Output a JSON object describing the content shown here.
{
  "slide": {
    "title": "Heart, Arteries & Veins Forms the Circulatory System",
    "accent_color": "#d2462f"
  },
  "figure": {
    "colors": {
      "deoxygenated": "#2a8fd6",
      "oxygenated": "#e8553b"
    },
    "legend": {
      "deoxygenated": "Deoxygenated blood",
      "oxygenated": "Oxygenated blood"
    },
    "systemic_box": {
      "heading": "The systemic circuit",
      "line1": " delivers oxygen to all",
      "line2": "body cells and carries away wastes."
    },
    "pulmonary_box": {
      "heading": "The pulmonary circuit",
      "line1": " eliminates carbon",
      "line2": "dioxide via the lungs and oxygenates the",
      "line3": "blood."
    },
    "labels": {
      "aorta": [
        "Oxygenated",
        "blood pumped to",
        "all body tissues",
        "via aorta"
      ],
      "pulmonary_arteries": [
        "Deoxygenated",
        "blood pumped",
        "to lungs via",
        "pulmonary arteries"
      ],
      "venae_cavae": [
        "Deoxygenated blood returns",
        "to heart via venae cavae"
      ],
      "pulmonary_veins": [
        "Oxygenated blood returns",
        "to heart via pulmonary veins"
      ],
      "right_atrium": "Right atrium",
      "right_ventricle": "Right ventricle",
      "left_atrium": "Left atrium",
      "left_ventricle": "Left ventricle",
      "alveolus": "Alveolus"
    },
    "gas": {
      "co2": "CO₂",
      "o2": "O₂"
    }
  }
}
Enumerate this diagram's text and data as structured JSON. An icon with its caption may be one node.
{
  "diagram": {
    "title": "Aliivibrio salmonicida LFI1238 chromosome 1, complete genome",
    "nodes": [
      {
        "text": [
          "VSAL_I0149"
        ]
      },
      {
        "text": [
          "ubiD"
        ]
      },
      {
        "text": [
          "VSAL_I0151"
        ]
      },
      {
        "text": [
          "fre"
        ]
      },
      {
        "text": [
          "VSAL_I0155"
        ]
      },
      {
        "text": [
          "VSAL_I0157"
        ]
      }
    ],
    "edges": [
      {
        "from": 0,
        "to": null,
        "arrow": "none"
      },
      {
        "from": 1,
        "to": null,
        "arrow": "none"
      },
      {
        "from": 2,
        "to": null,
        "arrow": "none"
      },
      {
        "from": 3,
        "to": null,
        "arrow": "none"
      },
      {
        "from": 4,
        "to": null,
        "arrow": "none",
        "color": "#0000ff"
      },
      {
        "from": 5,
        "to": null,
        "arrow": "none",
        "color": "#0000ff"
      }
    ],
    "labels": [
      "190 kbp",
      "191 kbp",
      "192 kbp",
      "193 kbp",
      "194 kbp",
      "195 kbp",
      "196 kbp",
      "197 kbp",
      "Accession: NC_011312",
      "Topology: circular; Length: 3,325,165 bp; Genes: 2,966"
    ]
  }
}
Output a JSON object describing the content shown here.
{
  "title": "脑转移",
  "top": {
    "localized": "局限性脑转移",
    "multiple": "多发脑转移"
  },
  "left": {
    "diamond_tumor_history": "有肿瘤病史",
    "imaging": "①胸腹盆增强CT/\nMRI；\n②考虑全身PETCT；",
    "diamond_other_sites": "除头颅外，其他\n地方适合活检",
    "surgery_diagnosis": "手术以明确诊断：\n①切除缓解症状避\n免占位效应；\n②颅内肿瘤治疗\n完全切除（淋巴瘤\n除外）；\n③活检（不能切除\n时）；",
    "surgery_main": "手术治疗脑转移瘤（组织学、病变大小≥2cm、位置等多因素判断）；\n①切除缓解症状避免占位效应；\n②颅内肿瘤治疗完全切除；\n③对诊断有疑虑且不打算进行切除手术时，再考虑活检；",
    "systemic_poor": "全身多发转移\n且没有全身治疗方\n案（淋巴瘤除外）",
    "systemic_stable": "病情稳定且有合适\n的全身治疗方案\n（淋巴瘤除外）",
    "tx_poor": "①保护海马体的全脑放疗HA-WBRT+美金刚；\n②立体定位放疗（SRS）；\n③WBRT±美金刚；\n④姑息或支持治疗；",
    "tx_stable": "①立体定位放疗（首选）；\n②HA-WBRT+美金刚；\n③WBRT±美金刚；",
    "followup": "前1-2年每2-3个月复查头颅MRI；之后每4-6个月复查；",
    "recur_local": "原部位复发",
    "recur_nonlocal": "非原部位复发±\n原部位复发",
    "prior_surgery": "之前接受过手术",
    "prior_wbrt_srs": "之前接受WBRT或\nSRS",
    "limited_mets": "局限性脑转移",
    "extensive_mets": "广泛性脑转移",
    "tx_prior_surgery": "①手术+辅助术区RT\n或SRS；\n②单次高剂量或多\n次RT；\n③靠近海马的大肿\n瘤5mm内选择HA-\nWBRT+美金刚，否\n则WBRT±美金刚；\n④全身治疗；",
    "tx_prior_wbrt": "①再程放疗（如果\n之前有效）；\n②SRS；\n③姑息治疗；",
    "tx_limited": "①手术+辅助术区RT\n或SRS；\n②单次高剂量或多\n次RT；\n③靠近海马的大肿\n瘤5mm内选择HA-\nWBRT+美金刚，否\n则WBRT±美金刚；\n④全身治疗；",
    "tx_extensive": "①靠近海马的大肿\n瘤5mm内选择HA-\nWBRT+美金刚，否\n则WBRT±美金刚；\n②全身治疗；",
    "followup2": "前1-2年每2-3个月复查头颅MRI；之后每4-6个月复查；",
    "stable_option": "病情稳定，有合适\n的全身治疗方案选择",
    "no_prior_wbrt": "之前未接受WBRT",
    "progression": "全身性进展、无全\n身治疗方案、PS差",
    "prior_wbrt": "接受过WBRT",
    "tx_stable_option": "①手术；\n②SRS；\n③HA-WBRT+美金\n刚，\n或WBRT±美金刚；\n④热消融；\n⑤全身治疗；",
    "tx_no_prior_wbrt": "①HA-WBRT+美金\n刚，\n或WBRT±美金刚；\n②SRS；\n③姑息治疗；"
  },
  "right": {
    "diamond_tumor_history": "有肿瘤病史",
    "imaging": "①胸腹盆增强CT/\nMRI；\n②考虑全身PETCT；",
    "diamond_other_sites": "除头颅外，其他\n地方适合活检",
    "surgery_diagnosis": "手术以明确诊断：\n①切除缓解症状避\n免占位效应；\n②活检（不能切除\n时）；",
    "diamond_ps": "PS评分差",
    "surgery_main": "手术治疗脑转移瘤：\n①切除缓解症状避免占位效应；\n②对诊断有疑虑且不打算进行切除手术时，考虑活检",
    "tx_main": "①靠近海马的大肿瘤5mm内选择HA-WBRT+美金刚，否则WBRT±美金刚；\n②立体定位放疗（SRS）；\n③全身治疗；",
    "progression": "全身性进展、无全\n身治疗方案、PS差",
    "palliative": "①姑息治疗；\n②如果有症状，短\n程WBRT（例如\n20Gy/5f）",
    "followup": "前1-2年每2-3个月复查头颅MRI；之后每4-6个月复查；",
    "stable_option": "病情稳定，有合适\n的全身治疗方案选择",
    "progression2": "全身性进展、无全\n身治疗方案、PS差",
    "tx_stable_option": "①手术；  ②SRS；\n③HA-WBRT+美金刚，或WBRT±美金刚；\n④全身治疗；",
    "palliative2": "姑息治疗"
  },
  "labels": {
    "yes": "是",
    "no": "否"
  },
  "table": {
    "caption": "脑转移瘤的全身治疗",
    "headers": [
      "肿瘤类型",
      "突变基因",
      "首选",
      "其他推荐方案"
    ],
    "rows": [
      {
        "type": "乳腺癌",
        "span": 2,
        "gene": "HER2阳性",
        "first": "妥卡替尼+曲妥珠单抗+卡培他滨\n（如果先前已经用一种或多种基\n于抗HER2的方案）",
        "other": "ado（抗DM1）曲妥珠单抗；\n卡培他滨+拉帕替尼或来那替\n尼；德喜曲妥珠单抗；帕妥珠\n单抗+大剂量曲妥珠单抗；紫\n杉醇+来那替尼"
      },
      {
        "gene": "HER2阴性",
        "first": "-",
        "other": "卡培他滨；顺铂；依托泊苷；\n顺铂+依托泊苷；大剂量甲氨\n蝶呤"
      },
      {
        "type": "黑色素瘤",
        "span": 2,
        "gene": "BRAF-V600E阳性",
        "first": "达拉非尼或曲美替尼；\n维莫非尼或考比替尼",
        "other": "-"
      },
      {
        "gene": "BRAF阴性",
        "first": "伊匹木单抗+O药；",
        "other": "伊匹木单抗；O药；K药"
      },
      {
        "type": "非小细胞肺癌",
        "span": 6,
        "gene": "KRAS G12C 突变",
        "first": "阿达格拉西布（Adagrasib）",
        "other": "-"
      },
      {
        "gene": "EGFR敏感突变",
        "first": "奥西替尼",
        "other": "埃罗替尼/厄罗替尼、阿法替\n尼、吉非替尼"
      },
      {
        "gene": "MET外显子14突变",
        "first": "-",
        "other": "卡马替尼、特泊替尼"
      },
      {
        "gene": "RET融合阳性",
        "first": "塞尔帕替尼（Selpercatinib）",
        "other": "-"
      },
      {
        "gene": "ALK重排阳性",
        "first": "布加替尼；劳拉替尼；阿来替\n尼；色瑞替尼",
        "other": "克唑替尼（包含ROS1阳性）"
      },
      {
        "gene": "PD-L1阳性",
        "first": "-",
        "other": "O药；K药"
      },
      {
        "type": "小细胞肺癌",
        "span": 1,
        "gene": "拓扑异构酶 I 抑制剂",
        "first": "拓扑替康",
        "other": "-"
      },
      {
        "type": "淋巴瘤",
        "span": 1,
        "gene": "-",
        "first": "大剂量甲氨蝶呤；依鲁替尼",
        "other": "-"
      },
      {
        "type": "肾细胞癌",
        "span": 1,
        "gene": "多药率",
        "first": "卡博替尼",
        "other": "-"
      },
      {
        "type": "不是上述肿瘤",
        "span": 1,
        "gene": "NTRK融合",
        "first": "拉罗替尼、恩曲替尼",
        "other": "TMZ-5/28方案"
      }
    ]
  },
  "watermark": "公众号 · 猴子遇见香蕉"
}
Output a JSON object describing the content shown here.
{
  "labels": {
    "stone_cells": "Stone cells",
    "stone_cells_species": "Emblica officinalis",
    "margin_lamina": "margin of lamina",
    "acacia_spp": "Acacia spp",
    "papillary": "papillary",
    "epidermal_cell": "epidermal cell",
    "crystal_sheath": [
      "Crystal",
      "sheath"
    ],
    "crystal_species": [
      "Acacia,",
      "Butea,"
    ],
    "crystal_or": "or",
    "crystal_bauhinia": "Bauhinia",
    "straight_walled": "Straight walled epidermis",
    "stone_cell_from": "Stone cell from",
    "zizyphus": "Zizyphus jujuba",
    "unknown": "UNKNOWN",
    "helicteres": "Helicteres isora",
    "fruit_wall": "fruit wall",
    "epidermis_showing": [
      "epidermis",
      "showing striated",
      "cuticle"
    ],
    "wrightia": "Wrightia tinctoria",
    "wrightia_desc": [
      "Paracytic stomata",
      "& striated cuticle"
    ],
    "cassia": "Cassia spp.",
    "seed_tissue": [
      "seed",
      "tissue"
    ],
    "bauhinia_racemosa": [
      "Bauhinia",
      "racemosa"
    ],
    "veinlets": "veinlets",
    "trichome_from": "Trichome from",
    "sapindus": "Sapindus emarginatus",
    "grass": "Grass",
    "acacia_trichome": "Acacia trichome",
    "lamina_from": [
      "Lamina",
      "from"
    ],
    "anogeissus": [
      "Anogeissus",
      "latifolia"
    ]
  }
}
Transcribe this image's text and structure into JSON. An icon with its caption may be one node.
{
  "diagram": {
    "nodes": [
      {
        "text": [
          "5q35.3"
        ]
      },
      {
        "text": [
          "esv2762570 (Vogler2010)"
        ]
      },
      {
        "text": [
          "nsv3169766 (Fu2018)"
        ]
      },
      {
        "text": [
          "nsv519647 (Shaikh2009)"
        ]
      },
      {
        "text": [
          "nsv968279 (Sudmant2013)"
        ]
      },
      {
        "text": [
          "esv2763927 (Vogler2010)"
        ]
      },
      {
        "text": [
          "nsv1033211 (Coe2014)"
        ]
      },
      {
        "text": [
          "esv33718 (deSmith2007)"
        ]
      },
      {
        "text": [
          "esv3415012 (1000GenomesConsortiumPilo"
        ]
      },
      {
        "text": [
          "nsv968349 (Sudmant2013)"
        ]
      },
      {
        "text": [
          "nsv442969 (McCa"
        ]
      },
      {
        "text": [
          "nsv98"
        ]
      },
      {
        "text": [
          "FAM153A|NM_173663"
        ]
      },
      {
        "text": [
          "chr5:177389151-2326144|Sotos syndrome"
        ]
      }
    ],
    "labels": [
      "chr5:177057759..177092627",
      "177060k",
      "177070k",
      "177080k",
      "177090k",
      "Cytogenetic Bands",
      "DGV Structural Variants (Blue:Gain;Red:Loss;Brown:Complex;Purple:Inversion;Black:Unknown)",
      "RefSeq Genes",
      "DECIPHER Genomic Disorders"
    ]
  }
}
☆ ☆ ☆ ☆ ☆
Find the word "heading" in the records, and report each line that has it.

      "heading": "The systemic circuit",
      "heading": "The pulmonary circuit",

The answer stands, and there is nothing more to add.